What the exercise asks -
Read the records below and copy each line that contains "range".

Material for this task -
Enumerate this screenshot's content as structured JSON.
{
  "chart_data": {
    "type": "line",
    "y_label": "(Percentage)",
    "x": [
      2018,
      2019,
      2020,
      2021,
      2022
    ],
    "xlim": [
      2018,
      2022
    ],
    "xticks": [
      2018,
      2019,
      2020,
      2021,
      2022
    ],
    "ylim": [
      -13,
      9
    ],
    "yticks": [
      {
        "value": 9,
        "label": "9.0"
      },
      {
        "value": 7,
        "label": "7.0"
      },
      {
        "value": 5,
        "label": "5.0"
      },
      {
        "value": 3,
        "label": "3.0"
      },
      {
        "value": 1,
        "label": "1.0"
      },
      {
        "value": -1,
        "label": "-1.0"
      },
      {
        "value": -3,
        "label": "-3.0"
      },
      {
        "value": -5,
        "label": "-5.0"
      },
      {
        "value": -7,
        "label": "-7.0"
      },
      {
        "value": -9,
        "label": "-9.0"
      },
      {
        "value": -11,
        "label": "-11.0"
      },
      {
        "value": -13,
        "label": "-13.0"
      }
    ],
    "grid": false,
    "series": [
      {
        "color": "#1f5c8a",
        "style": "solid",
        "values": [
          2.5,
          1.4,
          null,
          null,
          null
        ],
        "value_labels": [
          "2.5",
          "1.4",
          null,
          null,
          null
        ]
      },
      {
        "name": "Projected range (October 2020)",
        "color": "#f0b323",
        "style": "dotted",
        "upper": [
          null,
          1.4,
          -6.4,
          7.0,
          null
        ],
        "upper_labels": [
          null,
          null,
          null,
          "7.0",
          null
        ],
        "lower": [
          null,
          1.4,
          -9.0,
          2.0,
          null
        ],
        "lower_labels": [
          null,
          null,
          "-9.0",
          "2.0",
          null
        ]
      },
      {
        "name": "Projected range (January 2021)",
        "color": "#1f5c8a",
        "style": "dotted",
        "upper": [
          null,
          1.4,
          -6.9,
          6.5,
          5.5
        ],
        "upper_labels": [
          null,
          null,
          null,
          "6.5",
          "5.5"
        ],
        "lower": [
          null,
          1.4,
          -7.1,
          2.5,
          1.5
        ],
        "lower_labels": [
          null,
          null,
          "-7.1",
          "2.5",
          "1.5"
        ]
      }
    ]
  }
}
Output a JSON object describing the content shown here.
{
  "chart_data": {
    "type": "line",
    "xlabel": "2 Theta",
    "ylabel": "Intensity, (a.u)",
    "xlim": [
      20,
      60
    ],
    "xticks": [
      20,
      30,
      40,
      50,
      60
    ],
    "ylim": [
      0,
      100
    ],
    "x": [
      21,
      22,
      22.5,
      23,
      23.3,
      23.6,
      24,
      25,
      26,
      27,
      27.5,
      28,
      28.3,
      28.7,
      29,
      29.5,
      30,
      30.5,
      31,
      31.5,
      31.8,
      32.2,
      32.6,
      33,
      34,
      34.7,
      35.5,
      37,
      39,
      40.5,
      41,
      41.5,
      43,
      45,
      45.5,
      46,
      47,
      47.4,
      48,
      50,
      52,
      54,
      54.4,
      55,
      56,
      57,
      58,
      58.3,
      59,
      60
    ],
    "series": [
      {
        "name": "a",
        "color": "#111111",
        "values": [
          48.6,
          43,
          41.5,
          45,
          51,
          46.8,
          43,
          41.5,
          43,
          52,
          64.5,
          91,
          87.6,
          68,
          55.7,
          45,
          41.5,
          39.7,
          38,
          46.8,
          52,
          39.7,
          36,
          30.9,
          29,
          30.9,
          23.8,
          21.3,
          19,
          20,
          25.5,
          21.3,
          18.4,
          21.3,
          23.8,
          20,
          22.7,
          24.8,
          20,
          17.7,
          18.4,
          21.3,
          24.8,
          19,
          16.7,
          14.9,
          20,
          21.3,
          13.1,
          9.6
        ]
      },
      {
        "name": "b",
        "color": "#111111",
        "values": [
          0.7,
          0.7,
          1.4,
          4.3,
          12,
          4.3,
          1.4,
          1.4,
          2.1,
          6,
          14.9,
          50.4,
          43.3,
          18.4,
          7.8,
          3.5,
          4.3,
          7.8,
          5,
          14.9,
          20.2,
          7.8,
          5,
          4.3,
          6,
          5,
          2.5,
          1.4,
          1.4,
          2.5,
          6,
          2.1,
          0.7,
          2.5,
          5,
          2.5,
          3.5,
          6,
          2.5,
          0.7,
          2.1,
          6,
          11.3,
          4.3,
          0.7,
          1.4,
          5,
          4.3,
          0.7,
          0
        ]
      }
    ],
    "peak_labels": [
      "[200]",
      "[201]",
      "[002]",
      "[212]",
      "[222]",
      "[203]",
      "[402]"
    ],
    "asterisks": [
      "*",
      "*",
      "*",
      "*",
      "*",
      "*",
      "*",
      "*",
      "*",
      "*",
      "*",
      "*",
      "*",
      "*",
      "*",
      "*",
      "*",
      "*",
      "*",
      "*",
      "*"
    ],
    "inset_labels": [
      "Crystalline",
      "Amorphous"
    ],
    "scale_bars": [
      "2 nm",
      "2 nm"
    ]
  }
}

Solution below -
        "name": "Projected range (October 2020)",
        "name": "Projected range (January 2021)",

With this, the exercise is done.